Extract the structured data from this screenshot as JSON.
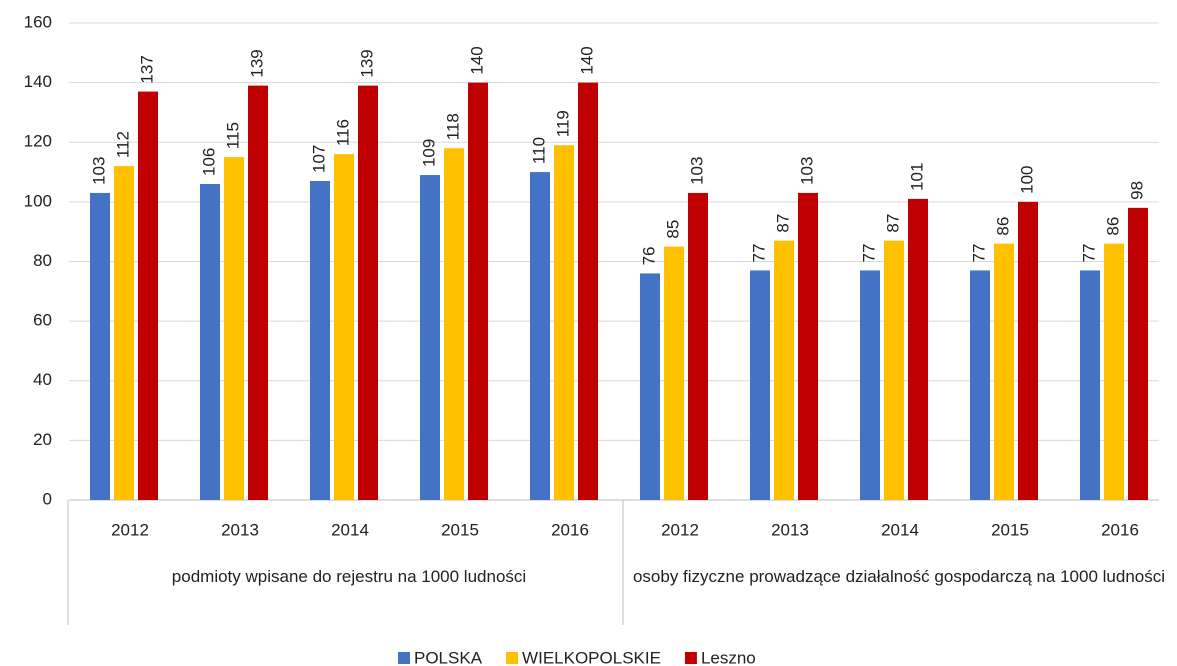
{
  "chart_data": {
    "type": "bar",
    "groups": [
      {
        "label": "podmioty wpisane do rejestru na 1000 ludności",
        "categories": [
          "2012",
          "2013",
          "2014",
          "2015",
          "2016"
        ]
      },
      {
        "label": "osoby fizyczne prowadzące działalność gospodarczą na 1000 ludności",
        "categories": [
          "2012",
          "2013",
          "2014",
          "2015",
          "2016"
        ]
      }
    ],
    "series": [
      {
        "name": "POLSKA",
        "color": "#4472c4",
        "values": [
          103,
          106,
          107,
          109,
          110,
          76,
          77,
          77,
          77,
          77
        ]
      },
      {
        "name": "WIELKOPOLSKIE",
        "color": "#ffc000",
        "values": [
          112,
          115,
          116,
          118,
          119,
          85,
          87,
          87,
          86,
          86
        ]
      },
      {
        "name": "Leszno",
        "color": "#c00000",
        "values": [
          137,
          139,
          139,
          140,
          140,
          103,
          103,
          101,
          100,
          98
        ]
      }
    ],
    "ylim": [
      0,
      160
    ],
    "yticks": [
      0,
      20,
      40,
      60,
      80,
      100,
      120,
      140,
      160
    ],
    "grid": true,
    "legend": "bottom"
  }
}
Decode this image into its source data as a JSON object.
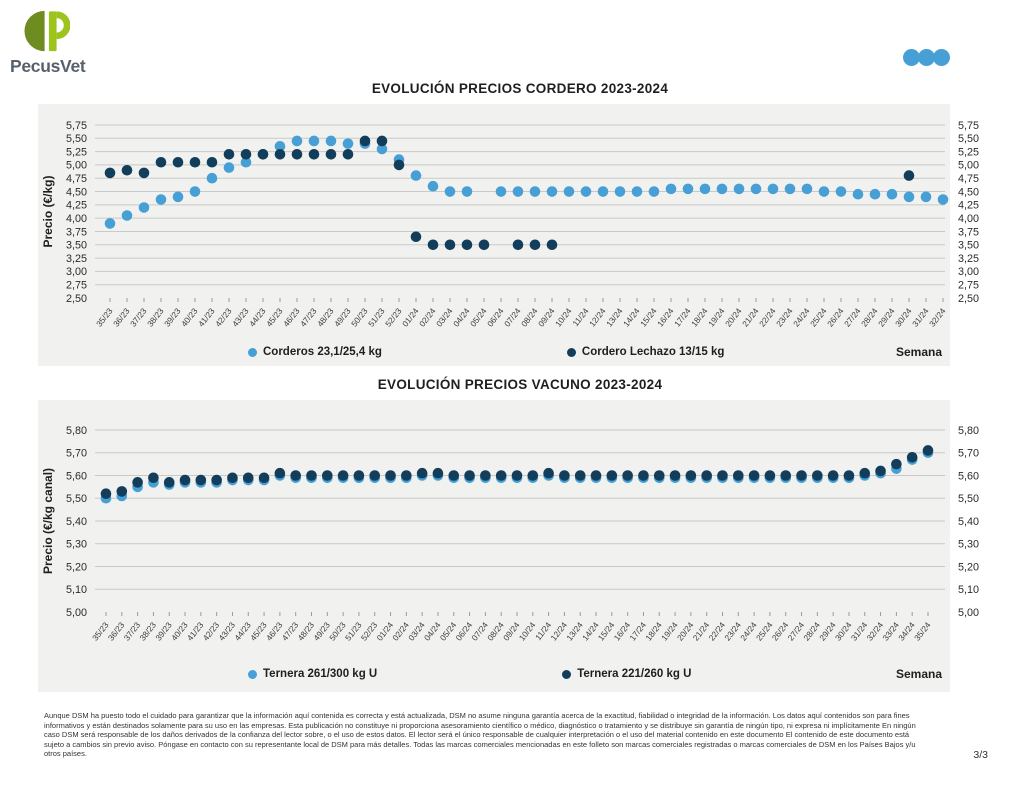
{
  "header": {
    "brand": "PecusVet",
    "dots_color": "#47a0d5",
    "logo_colors": {
      "dark_green": "#6f8c20",
      "lime_green": "#9dc41d",
      "text": "#57616c"
    }
  },
  "colors": {
    "panel_bg": "#f1f1ef",
    "gridline": "#c9c9c7",
    "tick": "#9a9a98",
    "axis_text": "#2b2b2b",
    "light_blue": "#47a0d5",
    "dark_navy": "#123e5c"
  },
  "chart_data": [
    {
      "type": "scatter",
      "title": "EVOLUCIÓN PRECIOS CORDERO 2023-2024",
      "xlabel": "Semana",
      "ylabel": "Precio (€/kg)",
      "ylim": [
        2.5,
        5.75
      ],
      "ystep": 0.25,
      "grid": true,
      "legend_position": "bottom",
      "x": [
        "35/23",
        "36/23",
        "37/23",
        "38/23",
        "39/23",
        "40/23",
        "41/23",
        "42/23",
        "43/23",
        "44/23",
        "45/23",
        "46/23",
        "47/23",
        "48/23",
        "49/23",
        "50/23",
        "51/23",
        "52/23",
        "01/24",
        "02/24",
        "03/24",
        "04/24",
        "05/24",
        "06/24",
        "07/24",
        "08/24",
        "09/24",
        "10/24",
        "11/24",
        "12/24",
        "13/24",
        "14/24",
        "15/24",
        "16/24",
        "17/24",
        "18/24",
        "19/24",
        "20/24",
        "21/24",
        "22/24",
        "23/24",
        "24/24",
        "25/24",
        "26/24",
        "27/24",
        "28/24",
        "29/24",
        "30/24",
        "31/24",
        "32/24"
      ],
      "series": [
        {
          "name": "Corderos 23,1/25,4 kg",
          "color": "#47a0d5",
          "values": [
            3.9,
            4.05,
            4.2,
            4.35,
            4.4,
            4.5,
            4.75,
            4.95,
            5.05,
            5.2,
            5.35,
            5.45,
            5.45,
            5.45,
            5.4,
            5.4,
            5.3,
            5.1,
            4.8,
            4.6,
            4.5,
            4.5,
            null,
            4.5,
            4.5,
            4.5,
            4.5,
            4.5,
            4.5,
            4.5,
            4.5,
            4.5,
            4.5,
            4.55,
            4.55,
            4.55,
            4.55,
            4.55,
            4.55,
            4.55,
            4.55,
            4.55,
            4.5,
            4.5,
            4.45,
            4.45,
            4.45,
            4.4,
            4.4,
            4.35
          ]
        },
        {
          "name": "Cordero Lechazo 13/15 kg",
          "color": "#123e5c",
          "values": [
            4.85,
            4.9,
            4.85,
            5.05,
            5.05,
            5.05,
            5.05,
            5.2,
            5.2,
            5.2,
            5.2,
            5.2,
            5.2,
            5.2,
            5.2,
            5.45,
            5.45,
            5.0,
            3.65,
            3.5,
            3.5,
            3.5,
            3.5,
            null,
            3.5,
            3.5,
            3.5,
            null,
            null,
            null,
            null,
            null,
            null,
            null,
            null,
            null,
            null,
            null,
            null,
            null,
            null,
            null,
            null,
            null,
            null,
            null,
            null,
            4.8,
            null,
            null
          ]
        }
      ]
    },
    {
      "type": "scatter",
      "title": "EVOLUCIÓN PRECIOS VACUNO 2023-2024",
      "xlabel": "Semana",
      "ylabel": "Precio (€/kg canal)",
      "ylim": [
        5.0,
        5.8
      ],
      "ystep": 0.1,
      "grid": true,
      "legend_position": "bottom",
      "x": [
        "35/23",
        "36/23",
        "37/23",
        "38/23",
        "39/23",
        "40/23",
        "41/23",
        "42/23",
        "43/23",
        "44/23",
        "45/23",
        "46/23",
        "47/23",
        "48/23",
        "49/23",
        "50/23",
        "51/23",
        "52/23",
        "01/24",
        "02/24",
        "03/24",
        "04/24",
        "05/24",
        "06/24",
        "07/24",
        "08/24",
        "09/24",
        "10/24",
        "11/24",
        "12/24",
        "13/24",
        "14/24",
        "15/24",
        "16/24",
        "17/24",
        "18/24",
        "19/24",
        "20/24",
        "21/24",
        "22/24",
        "23/24",
        "24/24",
        "25/24",
        "26/24",
        "27/24",
        "28/24",
        "29/24",
        "30/24",
        "31/24",
        "32/24",
        "33/24",
        "34/24",
        "35/24"
      ],
      "series": [
        {
          "name": "Ternera 261/300 kg U",
          "color": "#47a0d5",
          "values": [
            5.5,
            5.51,
            5.55,
            5.57,
            5.56,
            5.57,
            5.57,
            5.57,
            5.58,
            5.58,
            5.58,
            5.6,
            5.59,
            5.59,
            5.59,
            5.59,
            5.59,
            5.59,
            5.59,
            5.59,
            5.6,
            5.6,
            5.59,
            5.59,
            5.59,
            5.59,
            5.59,
            5.59,
            5.6,
            5.59,
            5.59,
            5.59,
            5.59,
            5.59,
            5.59,
            5.59,
            5.59,
            5.59,
            5.59,
            5.59,
            5.59,
            5.59,
            5.59,
            5.59,
            5.59,
            5.59,
            5.59,
            5.59,
            5.6,
            5.61,
            5.63,
            5.67,
            5.7
          ]
        },
        {
          "name": "Ternera 221/260 kg U",
          "color": "#123e5c",
          "values": [
            5.52,
            5.53,
            5.57,
            5.59,
            5.57,
            5.58,
            5.58,
            5.58,
            5.59,
            5.59,
            5.59,
            5.61,
            5.6,
            5.6,
            5.6,
            5.6,
            5.6,
            5.6,
            5.6,
            5.6,
            5.61,
            5.61,
            5.6,
            5.6,
            5.6,
            5.6,
            5.6,
            5.6,
            5.61,
            5.6,
            5.6,
            5.6,
            5.6,
            5.6,
            5.6,
            5.6,
            5.6,
            5.6,
            5.6,
            5.6,
            5.6,
            5.6,
            5.6,
            5.6,
            5.6,
            5.6,
            5.6,
            5.6,
            5.61,
            5.62,
            5.65,
            5.68,
            5.71
          ]
        }
      ]
    }
  ],
  "footer": {
    "disclaimer": "Aunque DSM ha puesto todo el cuidado para garantizar que la información aquí contenida es correcta y está actualizada, DSM no asume ninguna garantía acerca de la exactitud, fiabilidad o integridad de la información. Los datos aquí contenidos son para fines informativos y están destinados solamente para su uso en las empresas. Esta publicación no constituye ni proporciona asesoramiento científico o médico, diagnóstico o tratamiento y se distribuye sin garantía de ningún tipo, ni expresa ni implícitamente En ningún caso DSM será responsable de los daños derivados de la confianza del lector sobre, o el uso de estos datos. El lector será el único responsable de cualquier interpretación o el uso del material contenido en este documento El contenido de este documento está sujeto a cambios sin previo aviso. Póngase en contacto con su representante local de DSM para más detalles. Todas las marcas comerciales mencionadas en este folleto son marcas comerciales registradas o marcas comerciales de DSM en los Países Bajos y/u otros países.",
    "page_number": "3/3"
  }
}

(Exercise): Show each line of the data that contains the string "title".

(Exercise output):
      "title": "EVOLUCIÓN PRECIOS CORDERO 2023-2024",
      "title": "EVOLUCIÓN PRECIOS VACUNO 2023-2024",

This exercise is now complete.